MATERIAL FOR THIS TASK

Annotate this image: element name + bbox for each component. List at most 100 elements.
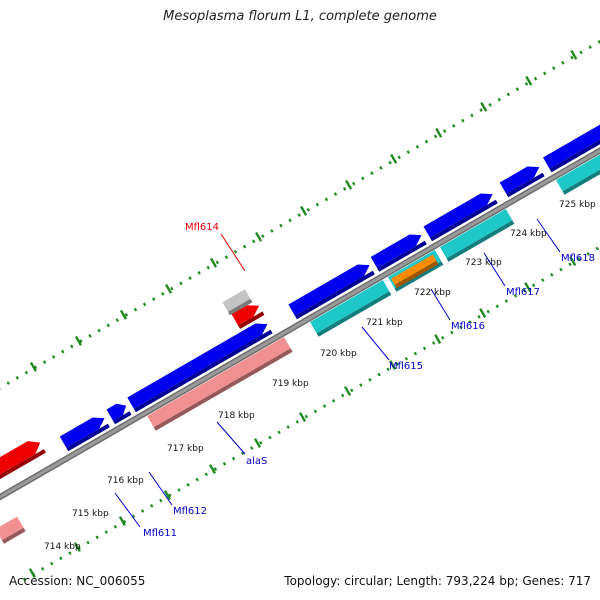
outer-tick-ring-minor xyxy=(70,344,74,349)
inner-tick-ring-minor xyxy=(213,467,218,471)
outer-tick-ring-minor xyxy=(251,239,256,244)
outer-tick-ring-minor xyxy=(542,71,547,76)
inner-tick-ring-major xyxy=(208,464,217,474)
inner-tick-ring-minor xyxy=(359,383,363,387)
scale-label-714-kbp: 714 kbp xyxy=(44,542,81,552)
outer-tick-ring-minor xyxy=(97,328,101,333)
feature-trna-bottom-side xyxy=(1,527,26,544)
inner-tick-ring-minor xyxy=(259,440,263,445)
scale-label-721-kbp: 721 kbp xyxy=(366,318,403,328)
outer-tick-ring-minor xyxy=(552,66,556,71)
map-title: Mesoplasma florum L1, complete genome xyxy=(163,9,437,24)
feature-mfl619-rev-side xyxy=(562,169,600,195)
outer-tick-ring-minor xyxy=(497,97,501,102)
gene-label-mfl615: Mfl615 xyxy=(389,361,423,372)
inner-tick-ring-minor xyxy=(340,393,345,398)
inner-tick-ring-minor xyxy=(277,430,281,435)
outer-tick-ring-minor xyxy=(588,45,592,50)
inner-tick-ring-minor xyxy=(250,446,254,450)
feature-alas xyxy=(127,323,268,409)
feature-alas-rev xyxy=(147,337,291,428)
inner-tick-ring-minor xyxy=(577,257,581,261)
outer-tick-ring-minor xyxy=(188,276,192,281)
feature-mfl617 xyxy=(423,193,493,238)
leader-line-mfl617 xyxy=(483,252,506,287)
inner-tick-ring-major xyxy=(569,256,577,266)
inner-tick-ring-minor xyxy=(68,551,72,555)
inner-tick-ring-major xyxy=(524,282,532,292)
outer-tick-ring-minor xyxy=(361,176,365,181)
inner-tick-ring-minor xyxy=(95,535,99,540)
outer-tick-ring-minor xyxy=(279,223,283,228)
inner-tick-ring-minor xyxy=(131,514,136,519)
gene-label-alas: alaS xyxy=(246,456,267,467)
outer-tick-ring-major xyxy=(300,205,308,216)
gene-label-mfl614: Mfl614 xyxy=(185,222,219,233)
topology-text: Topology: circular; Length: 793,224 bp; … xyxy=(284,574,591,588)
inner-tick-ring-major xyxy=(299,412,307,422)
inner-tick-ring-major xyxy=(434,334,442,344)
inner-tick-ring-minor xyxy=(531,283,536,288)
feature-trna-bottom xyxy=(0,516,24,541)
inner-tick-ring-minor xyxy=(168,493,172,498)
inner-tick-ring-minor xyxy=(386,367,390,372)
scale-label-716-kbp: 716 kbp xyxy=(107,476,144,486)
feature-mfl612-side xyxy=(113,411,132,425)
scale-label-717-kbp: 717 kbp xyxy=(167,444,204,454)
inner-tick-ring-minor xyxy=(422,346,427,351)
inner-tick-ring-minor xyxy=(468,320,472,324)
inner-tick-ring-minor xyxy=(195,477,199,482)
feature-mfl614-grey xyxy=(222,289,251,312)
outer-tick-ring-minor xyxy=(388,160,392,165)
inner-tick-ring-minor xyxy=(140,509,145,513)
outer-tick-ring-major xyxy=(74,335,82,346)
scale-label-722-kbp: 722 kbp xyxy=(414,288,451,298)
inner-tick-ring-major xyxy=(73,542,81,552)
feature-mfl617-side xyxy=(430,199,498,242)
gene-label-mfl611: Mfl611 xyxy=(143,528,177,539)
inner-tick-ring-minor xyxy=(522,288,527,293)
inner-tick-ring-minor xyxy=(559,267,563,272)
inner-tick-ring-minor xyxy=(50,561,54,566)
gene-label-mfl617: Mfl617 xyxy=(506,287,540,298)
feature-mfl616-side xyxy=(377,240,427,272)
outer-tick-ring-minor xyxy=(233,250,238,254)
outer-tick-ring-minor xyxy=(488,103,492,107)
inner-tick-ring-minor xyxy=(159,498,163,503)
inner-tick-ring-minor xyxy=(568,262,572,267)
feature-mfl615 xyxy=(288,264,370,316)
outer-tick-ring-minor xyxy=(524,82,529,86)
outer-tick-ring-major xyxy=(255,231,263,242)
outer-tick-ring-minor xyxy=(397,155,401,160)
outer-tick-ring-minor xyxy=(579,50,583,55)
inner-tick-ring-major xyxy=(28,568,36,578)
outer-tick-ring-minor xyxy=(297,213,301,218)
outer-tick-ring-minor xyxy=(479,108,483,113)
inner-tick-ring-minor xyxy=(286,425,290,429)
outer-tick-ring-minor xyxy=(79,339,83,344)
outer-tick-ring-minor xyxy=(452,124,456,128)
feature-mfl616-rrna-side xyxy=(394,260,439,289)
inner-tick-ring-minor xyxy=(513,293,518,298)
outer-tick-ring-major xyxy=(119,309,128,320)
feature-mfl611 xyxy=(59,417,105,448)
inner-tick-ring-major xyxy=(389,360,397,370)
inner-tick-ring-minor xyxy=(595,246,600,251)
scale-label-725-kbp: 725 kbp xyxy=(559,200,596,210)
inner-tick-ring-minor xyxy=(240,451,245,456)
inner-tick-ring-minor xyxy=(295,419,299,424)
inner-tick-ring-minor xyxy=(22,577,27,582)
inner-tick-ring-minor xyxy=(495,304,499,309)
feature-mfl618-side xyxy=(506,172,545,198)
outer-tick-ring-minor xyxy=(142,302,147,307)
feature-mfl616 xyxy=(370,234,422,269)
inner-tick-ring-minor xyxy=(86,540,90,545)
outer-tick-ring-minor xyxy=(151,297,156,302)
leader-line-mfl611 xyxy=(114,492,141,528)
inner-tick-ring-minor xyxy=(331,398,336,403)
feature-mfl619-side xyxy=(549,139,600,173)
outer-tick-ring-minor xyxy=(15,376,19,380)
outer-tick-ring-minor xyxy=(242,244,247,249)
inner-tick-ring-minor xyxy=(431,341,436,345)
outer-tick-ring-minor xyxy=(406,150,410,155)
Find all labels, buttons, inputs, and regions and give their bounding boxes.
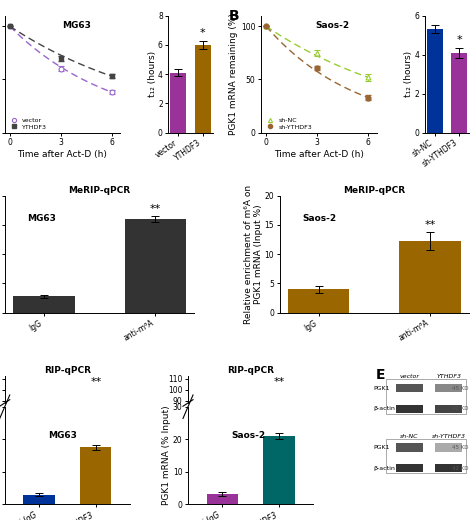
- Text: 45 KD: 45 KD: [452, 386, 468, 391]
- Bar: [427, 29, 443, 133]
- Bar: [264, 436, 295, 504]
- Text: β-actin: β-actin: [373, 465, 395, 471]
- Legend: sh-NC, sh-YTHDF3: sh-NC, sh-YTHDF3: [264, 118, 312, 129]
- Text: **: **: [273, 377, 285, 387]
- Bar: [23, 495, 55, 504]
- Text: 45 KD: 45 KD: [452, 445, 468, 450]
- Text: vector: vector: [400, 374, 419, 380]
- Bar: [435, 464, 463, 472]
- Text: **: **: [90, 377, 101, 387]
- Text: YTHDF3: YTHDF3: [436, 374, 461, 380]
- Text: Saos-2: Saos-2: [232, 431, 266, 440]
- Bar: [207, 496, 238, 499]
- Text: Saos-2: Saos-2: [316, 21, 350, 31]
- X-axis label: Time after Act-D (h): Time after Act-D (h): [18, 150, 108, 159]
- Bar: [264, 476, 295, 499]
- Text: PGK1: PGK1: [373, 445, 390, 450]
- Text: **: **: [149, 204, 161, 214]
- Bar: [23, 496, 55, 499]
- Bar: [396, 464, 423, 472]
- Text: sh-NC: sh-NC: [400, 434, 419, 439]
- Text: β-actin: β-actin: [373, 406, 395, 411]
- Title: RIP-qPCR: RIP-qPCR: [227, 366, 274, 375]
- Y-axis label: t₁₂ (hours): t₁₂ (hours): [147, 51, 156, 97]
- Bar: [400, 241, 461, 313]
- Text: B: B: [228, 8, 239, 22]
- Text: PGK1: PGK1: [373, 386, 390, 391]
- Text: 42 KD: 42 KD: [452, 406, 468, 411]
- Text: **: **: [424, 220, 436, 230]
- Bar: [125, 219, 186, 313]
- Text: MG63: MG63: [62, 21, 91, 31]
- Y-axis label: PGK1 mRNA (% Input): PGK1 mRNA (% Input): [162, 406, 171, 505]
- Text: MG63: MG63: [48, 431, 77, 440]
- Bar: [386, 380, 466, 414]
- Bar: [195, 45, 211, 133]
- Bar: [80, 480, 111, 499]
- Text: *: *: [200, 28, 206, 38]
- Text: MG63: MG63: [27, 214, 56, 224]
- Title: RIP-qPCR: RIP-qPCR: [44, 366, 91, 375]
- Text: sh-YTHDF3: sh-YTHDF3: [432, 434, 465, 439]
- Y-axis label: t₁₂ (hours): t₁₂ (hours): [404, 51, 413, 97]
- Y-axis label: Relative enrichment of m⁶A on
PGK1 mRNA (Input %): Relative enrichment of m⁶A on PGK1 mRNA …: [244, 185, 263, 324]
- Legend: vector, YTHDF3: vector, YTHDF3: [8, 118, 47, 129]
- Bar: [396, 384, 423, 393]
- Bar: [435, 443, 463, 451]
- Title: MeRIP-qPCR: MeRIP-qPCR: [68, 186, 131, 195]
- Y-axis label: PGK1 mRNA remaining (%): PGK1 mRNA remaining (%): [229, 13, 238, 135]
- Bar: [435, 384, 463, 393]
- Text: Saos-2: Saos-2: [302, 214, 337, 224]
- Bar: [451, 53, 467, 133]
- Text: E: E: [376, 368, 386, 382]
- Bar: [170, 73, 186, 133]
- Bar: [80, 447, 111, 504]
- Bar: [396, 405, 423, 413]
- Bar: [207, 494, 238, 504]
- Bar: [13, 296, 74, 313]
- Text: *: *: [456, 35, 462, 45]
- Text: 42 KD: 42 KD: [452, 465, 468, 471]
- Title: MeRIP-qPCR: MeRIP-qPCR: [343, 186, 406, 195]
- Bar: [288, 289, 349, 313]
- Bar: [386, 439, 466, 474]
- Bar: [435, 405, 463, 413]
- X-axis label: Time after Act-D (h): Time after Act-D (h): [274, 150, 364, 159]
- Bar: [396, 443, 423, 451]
--
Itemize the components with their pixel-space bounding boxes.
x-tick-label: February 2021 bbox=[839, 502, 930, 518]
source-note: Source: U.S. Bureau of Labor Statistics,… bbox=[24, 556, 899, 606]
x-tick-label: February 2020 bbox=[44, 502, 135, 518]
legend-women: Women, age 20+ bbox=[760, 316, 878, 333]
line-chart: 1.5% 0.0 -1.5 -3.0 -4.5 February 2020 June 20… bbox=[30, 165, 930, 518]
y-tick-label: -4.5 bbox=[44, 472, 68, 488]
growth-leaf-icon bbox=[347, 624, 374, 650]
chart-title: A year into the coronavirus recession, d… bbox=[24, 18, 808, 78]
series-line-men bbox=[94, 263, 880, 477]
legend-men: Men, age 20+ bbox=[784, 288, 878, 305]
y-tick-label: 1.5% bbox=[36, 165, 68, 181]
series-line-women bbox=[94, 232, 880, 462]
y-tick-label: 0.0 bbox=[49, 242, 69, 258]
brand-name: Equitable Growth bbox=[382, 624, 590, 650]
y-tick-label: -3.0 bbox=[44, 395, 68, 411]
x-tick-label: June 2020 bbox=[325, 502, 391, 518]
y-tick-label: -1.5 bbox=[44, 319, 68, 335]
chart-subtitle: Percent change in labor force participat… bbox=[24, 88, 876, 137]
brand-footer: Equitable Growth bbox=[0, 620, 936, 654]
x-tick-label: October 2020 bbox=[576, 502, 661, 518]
==
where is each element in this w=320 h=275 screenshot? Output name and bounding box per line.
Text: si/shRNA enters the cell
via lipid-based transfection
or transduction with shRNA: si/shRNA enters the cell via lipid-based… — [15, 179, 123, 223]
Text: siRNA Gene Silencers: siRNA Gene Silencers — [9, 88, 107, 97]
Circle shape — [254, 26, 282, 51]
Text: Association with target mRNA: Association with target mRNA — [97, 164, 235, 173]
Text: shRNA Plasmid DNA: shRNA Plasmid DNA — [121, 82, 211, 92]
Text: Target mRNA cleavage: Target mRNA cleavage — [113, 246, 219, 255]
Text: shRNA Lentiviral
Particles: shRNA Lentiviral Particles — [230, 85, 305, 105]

EXERCISE PROMPT
Find and copy each line of the material that holds the word "after".

EXPECTED OUTPUT
- X-axis label: Time after Act-D (h): Time after Act-D (h): [18, 150, 108, 159]
- X-axis label: Time after Act-D (h): Time after Act-D (h): [274, 150, 364, 159]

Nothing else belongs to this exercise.